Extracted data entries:
** BEGIN **

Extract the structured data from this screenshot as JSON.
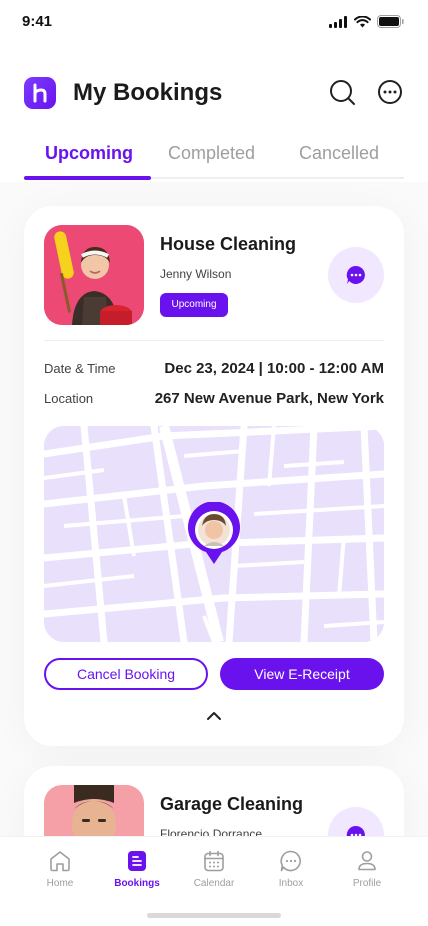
{
  "status_bar": {
    "time": "9:41"
  },
  "header": {
    "title": "My Bookings"
  },
  "tabs": [
    {
      "label": "Upcoming",
      "active": true
    },
    {
      "label": "Completed",
      "active": false
    },
    {
      "label": "Cancelled",
      "active": false
    }
  ],
  "bookings": [
    {
      "service": "House Cleaning",
      "provider": "Jenny Wilson",
      "status": "Upcoming",
      "date_time_label": "Date & Time",
      "date_time": "Dec 23, 2024 | 10:00 - 12:00 AM",
      "location_label": "Location",
      "location": "267 New Avenue Park, New York",
      "cancel_label": "Cancel Booking",
      "receipt_label": "View E-Receipt"
    },
    {
      "service": "Garage Cleaning",
      "provider": "Florencio Dorrance"
    }
  ],
  "bottom_nav": [
    {
      "label": "Home",
      "icon": "home-icon",
      "active": false
    },
    {
      "label": "Bookings",
      "icon": "bookings-icon",
      "active": true
    },
    {
      "label": "Calendar",
      "icon": "calendar-icon",
      "active": false
    },
    {
      "label": "Inbox",
      "icon": "inbox-icon",
      "active": false
    },
    {
      "label": "Profile",
      "icon": "profile-icon",
      "active": false
    }
  ],
  "colors": {
    "accent": "#6A12EE",
    "accent_light": "#F1E8FF",
    "map_bg": "#E9E0FB",
    "text_primary": "#212121",
    "text_muted": "#9E9E9E"
  }
}
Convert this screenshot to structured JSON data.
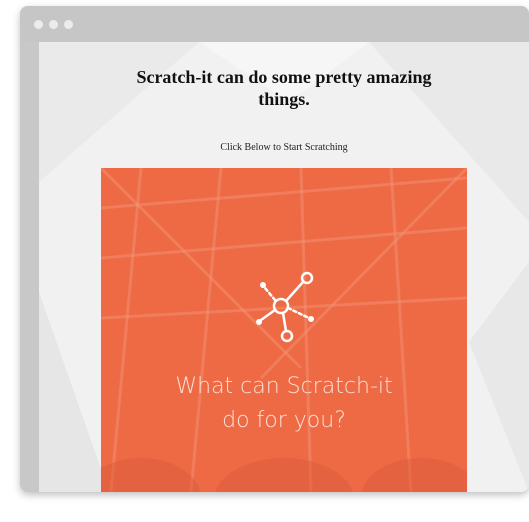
{
  "window": {
    "controls": [
      "dot",
      "dot",
      "dot"
    ]
  },
  "page": {
    "headline": "Scratch-it can do some pretty amazing things.",
    "instruction": "Click Below to Start Scratching"
  },
  "card": {
    "line1": "What can Scratch-it",
    "line2": "do for you?",
    "icon": "network-nodes-icon",
    "background_color": "#ee6a45"
  }
}
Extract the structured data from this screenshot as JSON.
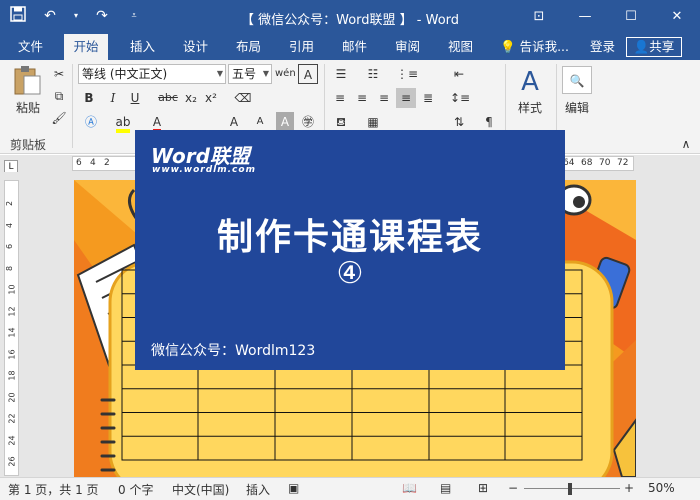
{
  "titlebar": {
    "title": "【 微信公众号：Word联盟 】 - Word",
    "qat_icons": [
      "save-icon",
      "undo-icon",
      "redo-icon",
      "customize-icon"
    ],
    "window_buttons": [
      "ribbon-display-icon",
      "minimize-icon",
      "maximize-icon",
      "close-icon"
    ]
  },
  "tabs": {
    "items": [
      "文件",
      "开始",
      "插入",
      "设计",
      "布局",
      "引用",
      "邮件",
      "审阅",
      "视图"
    ],
    "active": "开始",
    "tell_me": "告诉我...",
    "login": "登录",
    "share": "共享"
  },
  "ribbon": {
    "clipboard": {
      "paste": "粘贴",
      "group": "剪贴板"
    },
    "font": {
      "family": "等线 (中文正文)",
      "size": "五号",
      "bold": "B",
      "italic": "I",
      "underline": "U",
      "strike": "abc",
      "subscript": "x₂",
      "superscript": "x²",
      "font_color": "A",
      "grow": "A",
      "shrink": "A"
    },
    "styles": {
      "label": "样式"
    },
    "editing": {
      "label": "编辑"
    }
  },
  "ruler": {
    "left_ticks": [
      "6",
      "4",
      "2"
    ],
    "right_ticks": [
      "64",
      "68",
      "70",
      "72"
    ]
  },
  "vruler": {
    "ticks": [
      "2",
      "4",
      "6",
      "8",
      "10",
      "12",
      "14",
      "16",
      "18",
      "20",
      "22",
      "24",
      "26"
    ]
  },
  "overlay": {
    "brand": "Word联盟",
    "brand_url": "www.wordlm.com",
    "headline": "制作卡通课程表",
    "number": "④",
    "wechat": "微信公众号：Wordlm123"
  },
  "statusbar": {
    "page": "第 1 页，共 1 页",
    "words": "0 个字",
    "language": "中文(中国)",
    "mode": "插入",
    "zoom": "50%"
  },
  "colors": {
    "word_blue": "#2b579a",
    "card_blue": "#21479a",
    "page_orange": "#f59a1f",
    "notepad_yellow": "#ffd75e"
  }
}
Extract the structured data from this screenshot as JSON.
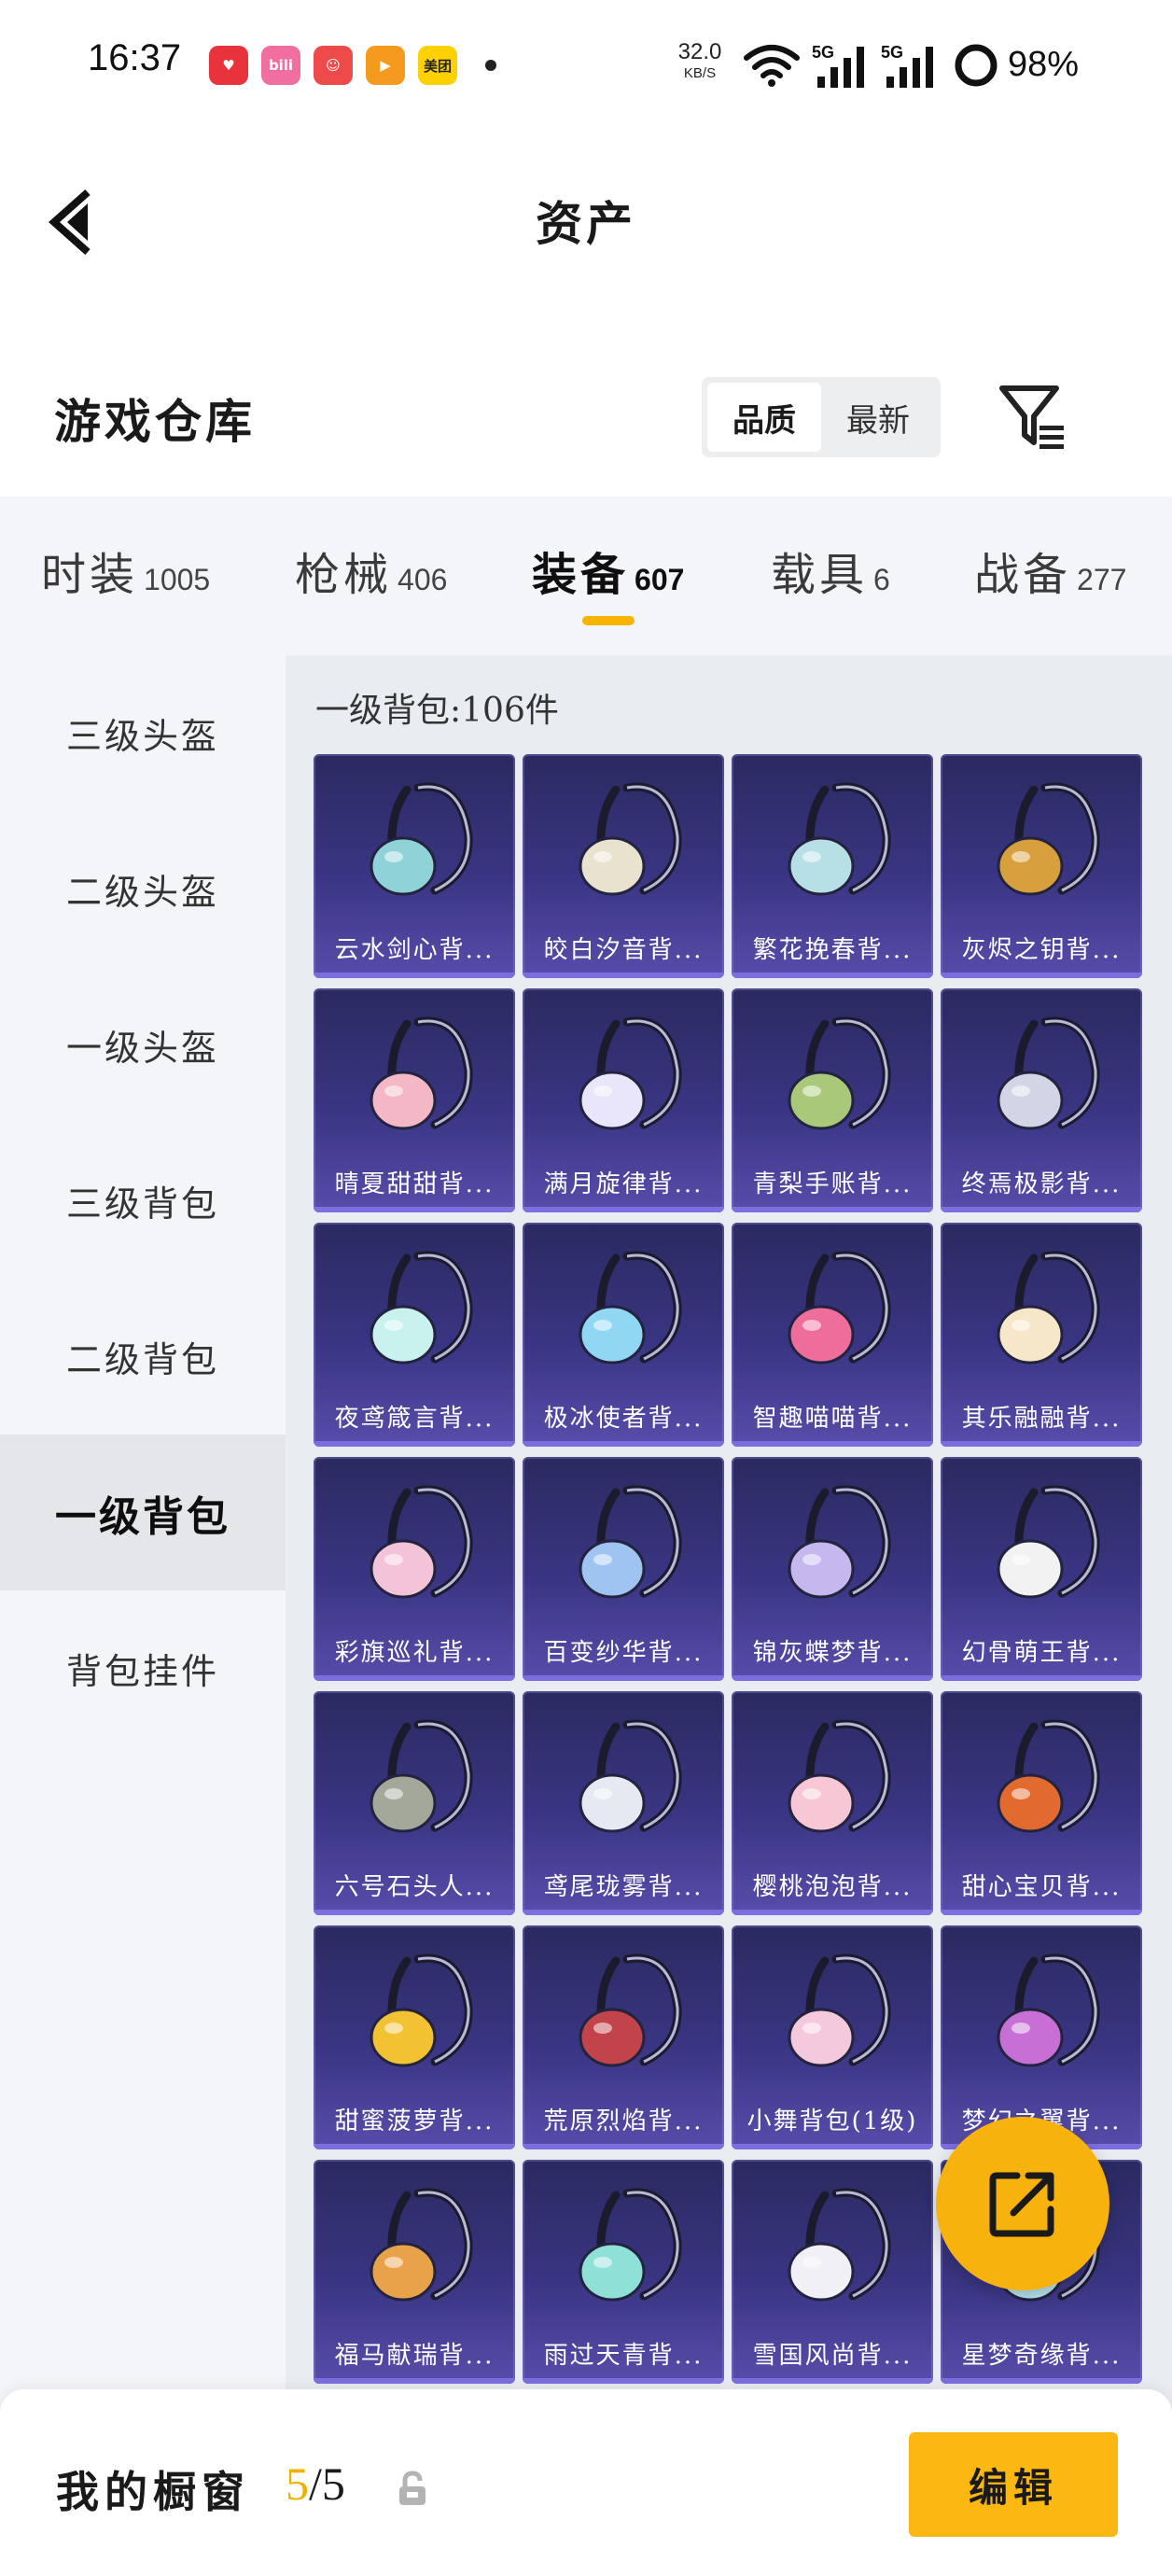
{
  "status_bar": {
    "time": "16:37",
    "apps": [
      {
        "name": "app-heart-icon",
        "label": "♥",
        "color": "#e8333c"
      },
      {
        "name": "bilibili-icon",
        "label": "bili",
        "color": "#f06ea0"
      },
      {
        "name": "app-cartoon-icon",
        "label": "☺",
        "color": "#ef4a4a"
      },
      {
        "name": "video-app-icon",
        "label": "▶",
        "color": "#f59a1c"
      },
      {
        "name": "meituan-icon",
        "label": "美团",
        "color": "#ffd100"
      }
    ],
    "net_speed": "32.0",
    "net_unit": "KB/S",
    "sim1": "5G",
    "sim2": "5G",
    "battery": "98%"
  },
  "header": {
    "title": "资产"
  },
  "warehouse": {
    "title": "游戏仓库",
    "sort_options": [
      "品质",
      "最新"
    ]
  },
  "tabs": [
    {
      "label": "时装",
      "count": "1005"
    },
    {
      "label": "枪械",
      "count": "406"
    },
    {
      "label": "装备",
      "count": "607"
    },
    {
      "label": "载具",
      "count": "6"
    },
    {
      "label": "战备",
      "count": "277"
    }
  ],
  "sidebar": [
    "三级头盔",
    "二级头盔",
    "一级头盔",
    "三级背包",
    "二级背包",
    "一级背包",
    "背包挂件"
  ],
  "content": {
    "count_line": "一级背包:106件"
  },
  "items": [
    {
      "name": "云水剑心背...",
      "color": "#8fd3d9"
    },
    {
      "name": "皎白汐音背...",
      "color": "#e8e2cf"
    },
    {
      "name": "繁花挽春背...",
      "color": "#b6dfe6"
    },
    {
      "name": "灰烬之钥背...",
      "color": "#d7a03c"
    },
    {
      "name": "晴夏甜甜背...",
      "color": "#f3b7c6"
    },
    {
      "name": "满月旋律背...",
      "color": "#e9e6fb"
    },
    {
      "name": "青梨手账背...",
      "color": "#a9c87a"
    },
    {
      "name": "终焉极影背...",
      "color": "#d3d4e6"
    },
    {
      "name": "夜鸢箴言背...",
      "color": "#c9f1ee"
    },
    {
      "name": "极冰使者背...",
      "color": "#8fd7f2"
    },
    {
      "name": "智趣喵喵背...",
      "color": "#ef6d9a"
    },
    {
      "name": "其乐融融背...",
      "color": "#f6e7c9"
    },
    {
      "name": "彩旗巡礼背...",
      "color": "#f3c4d8"
    },
    {
      "name": "百变纱华背...",
      "color": "#9fc4f2"
    },
    {
      "name": "锦灰蝶梦背...",
      "color": "#c6b7ef"
    },
    {
      "name": "幻骨萌王背...",
      "color": "#f2f2f2"
    },
    {
      "name": "六号石头人...",
      "color": "#a3a89a"
    },
    {
      "name": "鸢尾珑雾背...",
      "color": "#e6e9f1"
    },
    {
      "name": "樱桃泡泡背...",
      "color": "#f7c7d6"
    },
    {
      "name": "甜心宝贝背...",
      "color": "#e36a2e"
    },
    {
      "name": "甜蜜菠萝背...",
      "color": "#f2c232"
    },
    {
      "name": "荒原烈焰背...",
      "color": "#c2434a"
    },
    {
      "name": "小舞背包(1级)",
      "color": "#f5c9dc"
    },
    {
      "name": "梦幻之翼背...",
      "color": "#c86fd6"
    },
    {
      "name": "福马献瑞背...",
      "color": "#e8a24a"
    },
    {
      "name": "雨过天青背...",
      "color": "#8fe0d7"
    },
    {
      "name": "雪国风尚背...",
      "color": "#f0f0f5"
    },
    {
      "name": "星梦奇缘背...",
      "color": "#b7e4ef"
    }
  ],
  "bottom": {
    "label": "我的橱窗",
    "current": "5",
    "total": "/5",
    "edit": "编辑"
  },
  "colors": {
    "accent": "#f8b20e",
    "card_top": "#2a2a60",
    "card_bottom": "#584dab"
  }
}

** END **

REQUIRED TASK:
Verbatim reproduction of every record is required; images are left out.

TASK SOLUTION:
Extract the structured data from this screenshot as JSON.
{
  "status_bar": {
    "time": "9:41"
  },
  "header": {
    "title": "My Bookings"
  },
  "tabs": [
    {
      "label": "Upcoming",
      "active": true
    },
    {
      "label": "Completed",
      "active": false
    },
    {
      "label": "Cancelled",
      "active": false
    }
  ],
  "bookings": [
    {
      "service": "House Cleaning",
      "provider": "Jenny Wilson",
      "status": "Upcoming",
      "date_time_label": "Date & Time",
      "date_time": "Dec 23, 2024 | 10:00 - 12:00 AM",
      "location_label": "Location",
      "location": "267 New Avenue Park, New York",
      "cancel_label": "Cancel Booking",
      "receipt_label": "View E-Receipt"
    },
    {
      "service": "Garage Cleaning",
      "provider": "Florencio Dorrance"
    }
  ],
  "bottom_nav": [
    {
      "label": "Home",
      "icon": "home-icon",
      "active": false
    },
    {
      "label": "Bookings",
      "icon": "bookings-icon",
      "active": true
    },
    {
      "label": "Calendar",
      "icon": "calendar-icon",
      "active": false
    },
    {
      "label": "Inbox",
      "icon": "inbox-icon",
      "active": false
    },
    {
      "label": "Profile",
      "icon": "profile-icon",
      "active": false
    }
  ],
  "colors": {
    "accent": "#6A12EE",
    "accent_light": "#F1E8FF",
    "map_bg": "#E9E0FB",
    "text_primary": "#212121",
    "text_muted": "#9E9E9E"
  }
}
Convert this screenshot to structured JSON data.
{
  "window": {
    "controls": [
      "dot",
      "dot",
      "dot"
    ]
  },
  "page": {
    "headline": "Scratch-it can do some pretty amazing things.",
    "instruction": "Click Below to Start Scratching"
  },
  "card": {
    "line1": "What can Scratch-it",
    "line2": "do for you?",
    "icon": "network-nodes-icon",
    "background_color": "#ee6a45"
  }
}
Extract the structured data from this screenshot as JSON.
{
  "titlebar": {
    "title": "【 微信公众号：Word联盟 】 - Word",
    "qat_icons": [
      "save-icon",
      "undo-icon",
      "redo-icon",
      "customize-icon"
    ],
    "window_buttons": [
      "ribbon-display-icon",
      "minimize-icon",
      "maximize-icon",
      "close-icon"
    ]
  },
  "tabs": {
    "items": [
      "文件",
      "开始",
      "插入",
      "设计",
      "布局",
      "引用",
      "邮件",
      "审阅",
      "视图"
    ],
    "active": "开始",
    "tell_me": "告诉我...",
    "login": "登录",
    "share": "共享"
  },
  "ribbon": {
    "clipboard": {
      "paste": "粘贴",
      "group": "剪贴板"
    },
    "font": {
      "family": "等线 (中文正文)",
      "size": "五号",
      "bold": "B",
      "italic": "I",
      "underline": "U",
      "strike": "abc",
      "subscript": "x₂",
      "superscript": "x²",
      "font_color": "A",
      "grow": "A",
      "shrink": "A"
    },
    "styles": {
      "label": "样式"
    },
    "editing": {
      "label": "编辑"
    }
  },
  "ruler": {
    "left_ticks": [
      "6",
      "4",
      "2"
    ],
    "right_ticks": [
      "64",
      "68",
      "70",
      "72"
    ]
  },
  "vruler": {
    "ticks": [
      "2",
      "4",
      "6",
      "8",
      "10",
      "12",
      "14",
      "16",
      "18",
      "20",
      "22",
      "24",
      "26"
    ]
  },
  "overlay": {
    "brand": "Word联盟",
    "brand_url": "www.wordlm.com",
    "headline": "制作卡通课程表",
    "number": "④",
    "wechat": "微信公众号：Wordlm123"
  },
  "statusbar": {
    "page": "第 1 页，共 1 页",
    "words": "0 个字",
    "language": "中文(中国)",
    "mode": "插入",
    "zoom": "50%"
  },
  "colors": {
    "word_blue": "#2b579a",
    "card_blue": "#21479a",
    "page_orange": "#f59a1f",
    "notepad_yellow": "#ffd75e"
  }
}
Extract the structured data from this screenshot as JSON.
{
  "status_bar": {
    "time": "16:37",
    "apps": [
      {
        "name": "app-heart-icon",
        "label": "♥",
        "color": "#e8333c"
      },
      {
        "name": "bilibili-icon",
        "label": "bili",
        "color": "#f06ea0"
      },
      {
        "name": "app-cartoon-icon",
        "label": "☺",
        "color": "#ef4a4a"
      },
      {
        "name": "video-app-icon",
        "label": "▶",
        "color": "#f59a1c"
      },
      {
        "name": "meituan-icon",
        "label": "美团",
        "color": "#ffd100"
      }
    ],
    "net_speed": "32.0",
    "net_unit": "KB/S",
    "sim1": "5G",
    "sim2": "5G",
    "battery": "98%"
  },
  "header": {
    "title": "资产"
  },
  "warehouse": {
    "title": "游戏仓库",
    "sort_options": [
      "品质",
      "最新"
    ]
  },
  "tabs": [
    {
      "label": "时装",
      "count": "1005"
    },
    {
      "label": "枪械",
      "count": "406"
    },
    {
      "label": "装备",
      "count": "607"
    },
    {
      "label": "载具",
      "count": "6"
    },
    {
      "label": "战备",
      "count": "277"
    }
  ],
  "sidebar": [
    "三级头盔",
    "二级头盔",
    "一级头盔",
    "三级背包",
    "二级背包",
    "一级背包",
    "背包挂件"
  ],
  "content": {
    "count_line": "一级背包:106件"
  },
  "items": [
    {
      "name": "云水剑心背...",
      "color": "#8fd3d9"
    },
    {
      "name": "皎白汐音背...",
      "color": "#e8e2cf"
    },
    {
      "name": "繁花挽春背...",
      "color": "#b6dfe6"
    },
    {
      "name": "灰烬之钥背...",
      "color": "#d7a03c"
    },
    {
      "name": "晴夏甜甜背...",
      "color": "#f3b7c6"
    },
    {
      "name": "满月旋律背...",
      "color": "#e9e6fb"
    },
    {
      "name": "青梨手账背...",
      "color": "#a9c87a"
    },
    {
      "name": "终焉极影背...",
      "color": "#d3d4e6"
    },
    {
      "name": "夜鸢箴言背...",
      "color": "#c9f1ee"
    },
    {
      "name": "极冰使者背...",
      "color": "#8fd7f2"
    },
    {
      "name": "智趣喵喵背...",
      "color": "#ef6d9a"
    },
    {
      "name": "其乐融融背...",
      "color": "#f6e7c9"
    },
    {
      "name": "彩旗巡礼背...",
      "color": "#f3c4d8"
    },
    {
      "name": "百变纱华背...",
      "color": "#9fc4f2"
    },
    {
      "name": "锦灰蝶梦背...",
      "color": "#c6b7ef"
    },
    {
      "name": "幻骨萌王背...",
      "color": "#f2f2f2"
    },
    {
      "name": "六号石头人...",
      "color": "#a3a89a"
    },
    {
      "name": "鸢尾珑雾背...",
      "color": "#e6e9f1"
    },
    {
      "name": "樱桃泡泡背...",
      "color": "#f7c7d6"
    },
    {
      "name": "甜心宝贝背...",
      "color": "#e36a2e"
    },
    {
      "name": "甜蜜菠萝背...",
      "color": "#f2c232"
    },
    {
      "name": "荒原烈焰背...",
      "color": "#c2434a"
    },
    {
      "name": "小舞背包(1级)",
      "color": "#f5c9dc"
    },
    {
      "name": "梦幻之翼背...",
      "color": "#c86fd6"
    },
    {
      "name": "福马献瑞背...",
      "color": "#e8a24a"
    },
    {
      "name": "雨过天青背...",
      "color": "#8fe0d7"
    },
    {
      "name": "雪国风尚背...",
      "color": "#f0f0f5"
    },
    {
      "name": "星梦奇缘背...",
      "color": "#b7e4ef"
    }
  ],
  "bottom": {
    "label": "我的橱窗",
    "current": "5",
    "total": "/5",
    "edit": "编辑"
  },
  "colors": {
    "accent": "#f8b20e",
    "card_top": "#2a2a60",
    "card_bottom": "#584dab"
  }
}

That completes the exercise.